(Rows from a layout dataset)
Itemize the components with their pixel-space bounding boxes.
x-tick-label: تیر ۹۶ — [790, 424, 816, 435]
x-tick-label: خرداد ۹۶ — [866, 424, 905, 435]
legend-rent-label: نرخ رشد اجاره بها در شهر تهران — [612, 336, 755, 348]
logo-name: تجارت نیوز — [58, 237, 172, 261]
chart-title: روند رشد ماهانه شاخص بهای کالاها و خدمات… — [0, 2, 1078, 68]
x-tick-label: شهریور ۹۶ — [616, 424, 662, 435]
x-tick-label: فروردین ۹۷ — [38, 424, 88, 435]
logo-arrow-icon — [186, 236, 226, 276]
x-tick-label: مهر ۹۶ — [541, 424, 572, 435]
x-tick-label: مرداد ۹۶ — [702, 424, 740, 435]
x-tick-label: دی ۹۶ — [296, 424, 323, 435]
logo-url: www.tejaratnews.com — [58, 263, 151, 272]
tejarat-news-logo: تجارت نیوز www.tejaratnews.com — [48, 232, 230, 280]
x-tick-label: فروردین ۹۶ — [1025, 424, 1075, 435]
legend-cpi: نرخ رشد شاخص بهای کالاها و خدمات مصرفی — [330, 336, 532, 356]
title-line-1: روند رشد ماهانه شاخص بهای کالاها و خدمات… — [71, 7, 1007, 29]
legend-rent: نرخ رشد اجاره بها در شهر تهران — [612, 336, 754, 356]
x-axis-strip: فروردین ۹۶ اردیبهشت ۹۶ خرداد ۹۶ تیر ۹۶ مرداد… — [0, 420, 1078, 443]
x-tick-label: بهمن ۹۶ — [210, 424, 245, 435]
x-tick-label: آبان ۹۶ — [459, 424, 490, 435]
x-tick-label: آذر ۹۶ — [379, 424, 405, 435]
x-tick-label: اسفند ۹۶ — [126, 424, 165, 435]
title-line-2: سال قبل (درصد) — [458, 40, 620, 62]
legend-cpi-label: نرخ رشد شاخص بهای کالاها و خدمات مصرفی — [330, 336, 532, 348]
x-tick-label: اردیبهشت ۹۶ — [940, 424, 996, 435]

■ Given problem: Quote verbatim every line from the beginning of the lines through the line containing "legend-cpi: نرخ رشد", inclusive.

■ The completed task:
Itemize the components with their pixel-space bounding boxes.
x-tick-label: تیر ۹۶ — [790, 424, 816, 435]
x-tick-label: خرداد ۹۶ — [866, 424, 905, 435]
legend-rent-label: نرخ رشد اجاره بها در شهر تهران — [612, 336, 755, 348]
logo-name: تجارت نیوز — [58, 237, 172, 261]
chart-title: روند رشد ماهانه شاخص بهای کالاها و خدمات… — [0, 2, 1078, 68]
x-tick-label: شهریور ۹۶ — [616, 424, 662, 435]
x-tick-label: فروردین ۹۷ — [38, 424, 88, 435]
logo-arrow-icon — [186, 236, 226, 276]
x-tick-label: مهر ۹۶ — [541, 424, 572, 435]
x-tick-label: مرداد ۹۶ — [702, 424, 740, 435]
x-tick-label: دی ۹۶ — [296, 424, 323, 435]
logo-url: www.tejaratnews.com — [58, 263, 151, 272]
tejarat-news-logo: تجارت نیوز www.tejaratnews.com — [48, 232, 230, 280]
x-tick-label: فروردین ۹۶ — [1025, 424, 1075, 435]
legend-cpi: نرخ رشد شاخص بهای کالاها و خدمات مصرفی — [330, 336, 532, 356]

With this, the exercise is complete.